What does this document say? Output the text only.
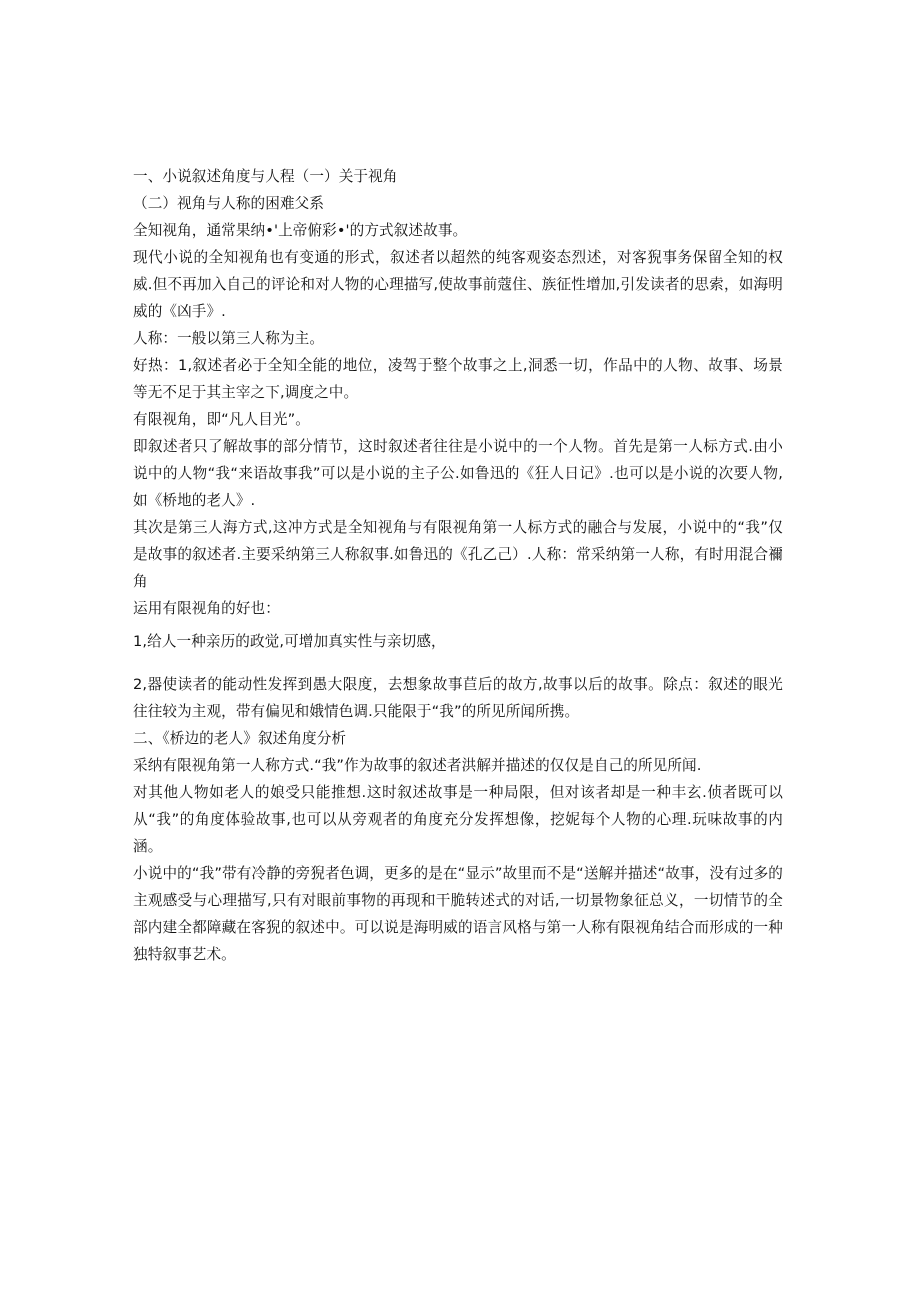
一、小说叙述角度与人程（一）关于视角

（二）视角与人称的困难父系

全知视角，通常果纳•'上帝俯彩•'的方式叙述故事。

现代小说的全知视角也有变通的形式，叙述者以超然的纯客观姿态烈述，对客猊事务保留全知的权威.但不再加入自己的评论和对人物的心理描写,使故事前蔻住、族征性增加,引发读者的思索，如海明威的《凶手》.

人称：一般以第三人称为主。

好热：1,叙述者必于全知全能的地位，凌驾于整个故事之上,洞悉一切，作品中的人物、故事、场景等无不足于其主宰之下,调度之中。

有限视角，即“凡人目光”。

即叙述者只了解故事的部分情节，这时叙述者往往是小说中的一个人物。首先是第一人标方式.由小说中的人物“我“来语故事我”可以是小说的主子公.如鲁迅的《狂人日记》.也可以是小说的次要人物,如《桥地的老人》.

其次是第三人海方式,这冲方式是全知视角与有限视角第一人标方式的融合与发展，小说中的“我”仅是故事的叙述者.主要采纳第三人称叙事.如鲁迅的《孔乙己）.人称：常采纳第一人称，有时用混合禰角

运用有限视角的好也：

1,给人一种亲历的政觉,可增加真实性与亲切感，

2,器使读者的能动性发挥到愚大限度，去想象故事苣后的故方,故事以后的故事。除点：叙述的眼光往往较为主观，带有偏见和娥情色调.只能限于“我”的所见所闻所携。

二、《桥边的老人》叙述角度分析

采纳有限视角第一人称方式.“我”作为故事的叙述者洪解并描述的仅仅是自己的所见所闻.

对其他人物如老人的娘受只能推想.这时叙述故事是一种局限，但对该者却是一种丰玄.侦者既可以从“我”的角度体验故事,也可以从旁观者的角度充分发挥想像，挖妮每个人物的心理.玩味故事的内涵。

小说中的“我”带有冷静的旁猊者色调，更多的是在“显示”故里而不是“送解并描述“故事，没有过多的主观感受与心理描写,只有对眼前事物的再现和干脆转述式的对话,一切景物象征总义，一切情节的全部内建全都障藏在客猊的叙述中。可以说是海明威的语言风格与第一人称有限视角结合而形成的一种独特叙事艺术。
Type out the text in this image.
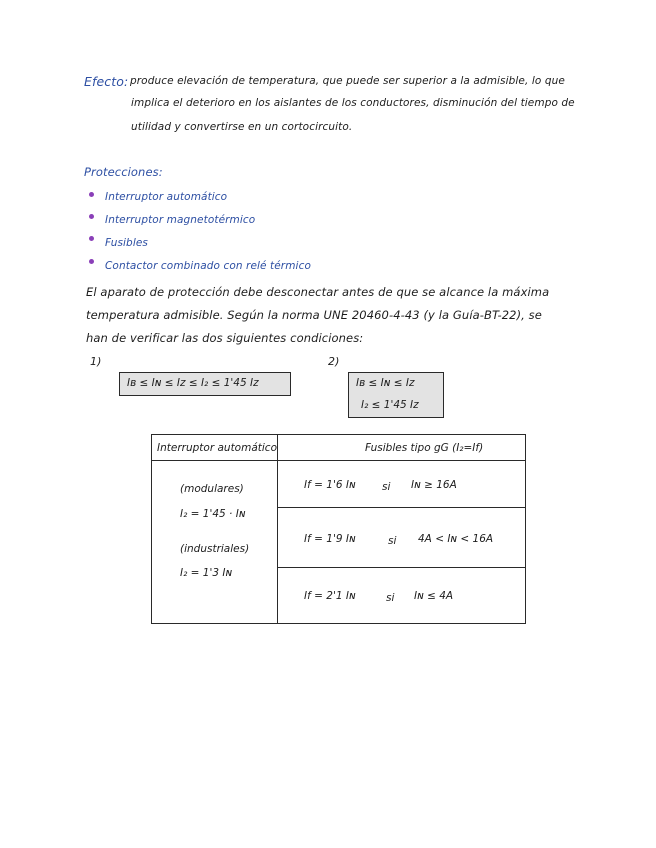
Efecto: produce elevación de temperatura, que puede ser superior a la admisible, lo que
implica el deterioro en los aislantes de los conductores, disminución del tiempo de
utilidad y convertirse en un cortocircuito.
Protecciones:
Interruptor automático
Interruptor magnetotérmico
Fusibles
Contactor combinado con relé térmico
El aparato de protección debe desconectar antes de que se alcance la máxima
temperatura admisible. Según la norma UNE 20460-4-43 (y la Guía-BT-22), se
han de verificar las dos siguientes condiciones:
1)	2)
Iʙ ≤ Iɴ ≤ Iᴢ ≤ I₂ ≤ 1'45 Iᴢ	Iʙ ≤ Iɴ ≤ Iᴢ
I₂ ≤ 1'45 Iᴢ
Interruptor automático	Fusibles tipo gG (I₂=If)
(modulares)
I₂ = 1'45 · Iɴ
(industriales)
I₂ = 1'3 Iɴ
If = 1'6 Iɴ	si Iɴ ≥ 16A
If = 1'9 Iɴ	si 4A < Iɴ < 16A
If = 2'1 Iɴ	si Iɴ ≤ 4A
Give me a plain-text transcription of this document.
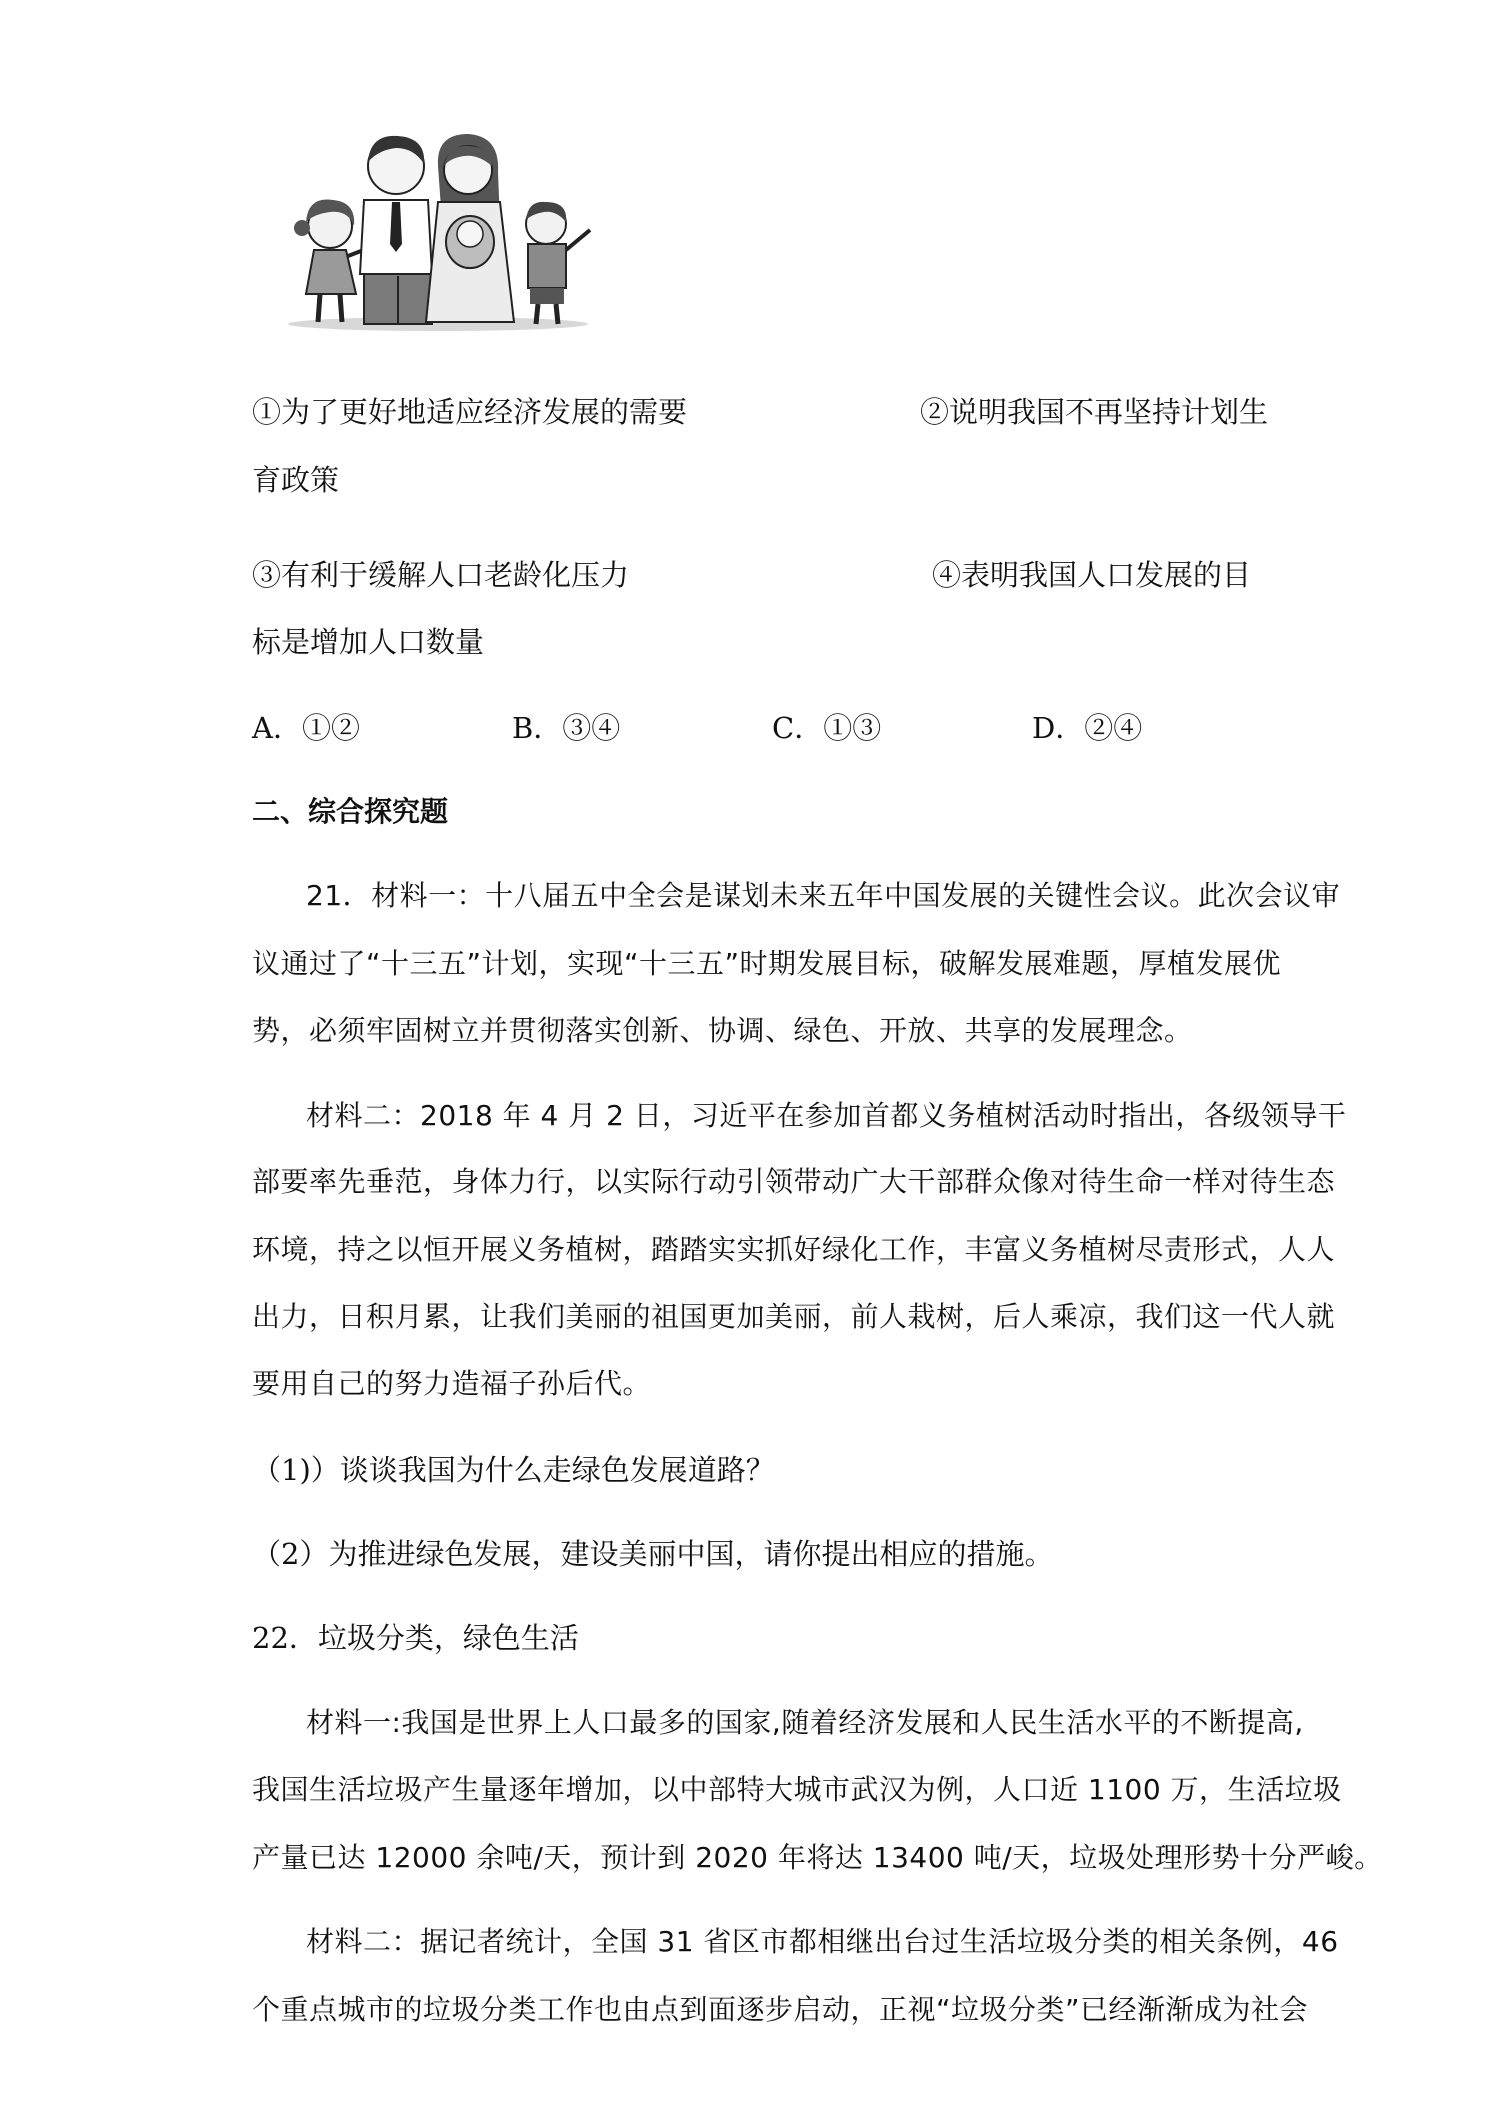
①为了更好地适应经济发展的需要	②说明我国不再坚持计划生
育政策
③有利于缓解人口老龄化压力	④表明我国人口发展的目
标是增加人口数量
A．①②	B．③④	C．①③	D．②④
二、综合探究题
21．材料一：十八届五中全会是谋划未来五年中国发展的关键性会议。此次会议审
议通过了“十三五”计划，实现“十三五”时期发展目标，破解发展难题，厚植发展优
势，必须牢固树立并贯彻落实创新、协调、绿色、开放、共享的发展理念。
材料二：2018 年 4 月 2 日，习近平在参加首都义务植树活动时指出，各级领导干
部要率先垂范，身体力行，以实际行动引领带动广大干部群众像对待生命一样对待生态
环境，持之以恒开展义务植树，踏踏实实抓好绿化工作，丰富义务植树尽责形式，人人
出力，日积月累，让我们美丽的祖国更加美丽，前人栽树，后人乘凉，我们这一代人就
要用自己的努力造福子孙后代。
（1)）谈谈我国为什么走绿色发展道路？
（2）为推进绿色发展，建设美丽中国，请你提出相应的措施。
22．垃圾分类，绿色生活
材料一:我国是世界上人口最多的国家,随着经济发展和人民生活水平的不断提高,
我国生活垃圾产生量逐年增加，以中部特大城市武汉为例，人口近 1100 万，生活垃圾
产量已达 12000 余吨/天，预计到 2020 年将达 13400 吨/天，垃圾处理形势十分严峻。
材料二：据记者统计，全国 31 省区市都相继出台过生活垃圾分类的相关条例，46
个重点城市的垃圾分类工作也由点到面逐步启动，正视“垃圾分类”已经渐渐成为社会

Written problem:
Keep only those lines of the records that hold "如鲁迅的", and return them.

Task answer:
即叙述者只了解故事的部分情节，这时叙述者往往是小说中的一个人物。首先是第一人标方式.由小说中的人物“我“来语故事我”可以是小说的主子公.如鲁迅的《狂人日记》.也可以是小说的次要人物,如《桥地的老人》.
其次是第三人海方式,这冲方式是全知视角与有限视角第一人标方式的融合与发展，小说中的“我”仅是故事的叙述者.主要采纳第三人称叙事.如鲁迅的《孔乙己）.人称：常采纳第一人称，有时用混合禰角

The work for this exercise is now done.